Below are the records; copy each line in them that holds the word "icon".

--- start EXTRACTED RECORDS ---

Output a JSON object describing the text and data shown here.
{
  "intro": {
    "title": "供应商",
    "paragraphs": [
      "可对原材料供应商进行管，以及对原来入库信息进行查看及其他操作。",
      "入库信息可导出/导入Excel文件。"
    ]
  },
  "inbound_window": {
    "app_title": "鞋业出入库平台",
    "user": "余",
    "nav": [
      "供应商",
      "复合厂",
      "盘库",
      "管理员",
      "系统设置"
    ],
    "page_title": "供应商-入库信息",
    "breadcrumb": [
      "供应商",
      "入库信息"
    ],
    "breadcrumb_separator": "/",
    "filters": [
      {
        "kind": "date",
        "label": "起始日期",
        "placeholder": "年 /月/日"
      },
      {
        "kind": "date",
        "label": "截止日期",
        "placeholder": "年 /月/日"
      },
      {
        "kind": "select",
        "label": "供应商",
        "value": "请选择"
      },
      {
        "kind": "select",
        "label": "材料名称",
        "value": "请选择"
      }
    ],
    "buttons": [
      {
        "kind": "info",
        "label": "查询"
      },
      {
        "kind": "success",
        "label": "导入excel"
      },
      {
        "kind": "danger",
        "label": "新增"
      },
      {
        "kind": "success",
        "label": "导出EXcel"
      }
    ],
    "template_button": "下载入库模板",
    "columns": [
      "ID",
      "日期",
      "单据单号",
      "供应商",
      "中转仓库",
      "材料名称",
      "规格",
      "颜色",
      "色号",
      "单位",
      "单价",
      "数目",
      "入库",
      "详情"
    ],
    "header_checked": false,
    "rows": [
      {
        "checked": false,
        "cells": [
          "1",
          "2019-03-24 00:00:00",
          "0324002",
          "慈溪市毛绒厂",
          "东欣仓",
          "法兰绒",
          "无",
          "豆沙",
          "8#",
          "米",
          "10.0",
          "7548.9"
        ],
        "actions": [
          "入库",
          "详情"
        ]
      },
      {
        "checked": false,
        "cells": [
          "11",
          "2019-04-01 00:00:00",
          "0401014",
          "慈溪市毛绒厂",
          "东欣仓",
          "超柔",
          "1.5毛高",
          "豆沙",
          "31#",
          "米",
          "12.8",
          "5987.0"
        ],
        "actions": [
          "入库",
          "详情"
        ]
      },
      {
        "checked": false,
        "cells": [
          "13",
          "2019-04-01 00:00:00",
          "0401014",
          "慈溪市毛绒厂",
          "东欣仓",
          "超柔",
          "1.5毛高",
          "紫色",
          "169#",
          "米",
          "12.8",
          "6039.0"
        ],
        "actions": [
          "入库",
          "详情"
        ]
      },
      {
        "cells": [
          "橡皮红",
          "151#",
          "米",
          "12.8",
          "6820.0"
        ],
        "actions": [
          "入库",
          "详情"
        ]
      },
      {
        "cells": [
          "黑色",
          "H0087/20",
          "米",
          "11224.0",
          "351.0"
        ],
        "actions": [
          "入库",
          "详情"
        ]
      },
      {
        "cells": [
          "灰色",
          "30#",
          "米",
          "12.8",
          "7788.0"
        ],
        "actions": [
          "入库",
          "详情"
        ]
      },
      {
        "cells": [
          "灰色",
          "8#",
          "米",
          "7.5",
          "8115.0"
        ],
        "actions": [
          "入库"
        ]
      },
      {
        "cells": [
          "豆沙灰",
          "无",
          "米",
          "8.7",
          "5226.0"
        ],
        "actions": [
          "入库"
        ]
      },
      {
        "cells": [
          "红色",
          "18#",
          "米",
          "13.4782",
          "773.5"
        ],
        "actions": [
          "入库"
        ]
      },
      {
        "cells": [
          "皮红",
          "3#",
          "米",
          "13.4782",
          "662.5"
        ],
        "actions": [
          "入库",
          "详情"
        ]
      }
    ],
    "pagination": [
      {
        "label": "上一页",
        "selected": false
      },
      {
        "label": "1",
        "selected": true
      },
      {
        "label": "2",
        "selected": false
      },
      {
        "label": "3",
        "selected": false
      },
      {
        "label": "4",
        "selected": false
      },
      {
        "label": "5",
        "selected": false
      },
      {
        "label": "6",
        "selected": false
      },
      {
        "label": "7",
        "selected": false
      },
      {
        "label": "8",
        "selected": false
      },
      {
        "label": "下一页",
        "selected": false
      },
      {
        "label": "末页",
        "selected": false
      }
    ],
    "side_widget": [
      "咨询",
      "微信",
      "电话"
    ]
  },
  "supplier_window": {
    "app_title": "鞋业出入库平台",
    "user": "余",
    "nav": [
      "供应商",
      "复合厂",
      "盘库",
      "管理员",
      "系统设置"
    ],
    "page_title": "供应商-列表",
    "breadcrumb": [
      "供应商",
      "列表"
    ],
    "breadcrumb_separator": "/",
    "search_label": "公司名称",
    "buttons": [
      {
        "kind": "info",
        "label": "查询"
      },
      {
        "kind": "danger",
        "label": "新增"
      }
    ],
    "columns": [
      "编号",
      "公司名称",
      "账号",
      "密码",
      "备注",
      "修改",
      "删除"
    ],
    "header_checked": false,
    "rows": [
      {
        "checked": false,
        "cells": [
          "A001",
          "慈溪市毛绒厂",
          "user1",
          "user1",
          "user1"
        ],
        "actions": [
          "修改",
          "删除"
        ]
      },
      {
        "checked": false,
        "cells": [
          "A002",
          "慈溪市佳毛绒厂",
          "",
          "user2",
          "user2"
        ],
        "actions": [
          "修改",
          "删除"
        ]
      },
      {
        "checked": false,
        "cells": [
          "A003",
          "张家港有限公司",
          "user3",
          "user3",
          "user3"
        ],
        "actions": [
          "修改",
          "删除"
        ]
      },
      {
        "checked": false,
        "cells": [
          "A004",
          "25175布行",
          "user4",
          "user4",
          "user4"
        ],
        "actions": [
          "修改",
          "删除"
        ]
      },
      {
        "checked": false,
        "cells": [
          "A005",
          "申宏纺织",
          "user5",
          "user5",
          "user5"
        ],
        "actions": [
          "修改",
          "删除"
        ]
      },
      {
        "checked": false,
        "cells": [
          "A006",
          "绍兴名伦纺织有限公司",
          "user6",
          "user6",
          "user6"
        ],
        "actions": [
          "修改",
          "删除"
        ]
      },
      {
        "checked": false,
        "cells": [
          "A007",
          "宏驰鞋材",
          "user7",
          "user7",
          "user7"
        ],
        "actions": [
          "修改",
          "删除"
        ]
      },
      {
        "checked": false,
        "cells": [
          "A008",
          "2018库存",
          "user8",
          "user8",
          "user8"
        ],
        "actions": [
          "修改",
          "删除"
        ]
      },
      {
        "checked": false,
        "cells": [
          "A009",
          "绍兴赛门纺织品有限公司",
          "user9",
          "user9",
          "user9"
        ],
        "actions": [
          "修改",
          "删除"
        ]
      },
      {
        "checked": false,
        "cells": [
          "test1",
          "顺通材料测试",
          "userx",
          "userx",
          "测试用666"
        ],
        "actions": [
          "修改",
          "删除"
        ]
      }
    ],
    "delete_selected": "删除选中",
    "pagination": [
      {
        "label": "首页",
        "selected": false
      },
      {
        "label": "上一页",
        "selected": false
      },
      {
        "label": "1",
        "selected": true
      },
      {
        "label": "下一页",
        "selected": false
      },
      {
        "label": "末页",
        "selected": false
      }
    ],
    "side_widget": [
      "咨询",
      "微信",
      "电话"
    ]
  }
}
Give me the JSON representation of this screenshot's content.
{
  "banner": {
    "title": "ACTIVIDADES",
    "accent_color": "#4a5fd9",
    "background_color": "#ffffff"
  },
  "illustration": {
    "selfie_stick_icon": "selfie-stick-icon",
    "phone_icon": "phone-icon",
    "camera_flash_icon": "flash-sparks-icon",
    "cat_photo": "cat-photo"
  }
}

--- end EXTRACTED RECORDS ---

▸ **ANSWER**:
    "selfie_stick_icon": "selfie-stick-icon",
    "phone_icon": "phone-icon",
    "camera_flash_icon": "flash-sparks-icon",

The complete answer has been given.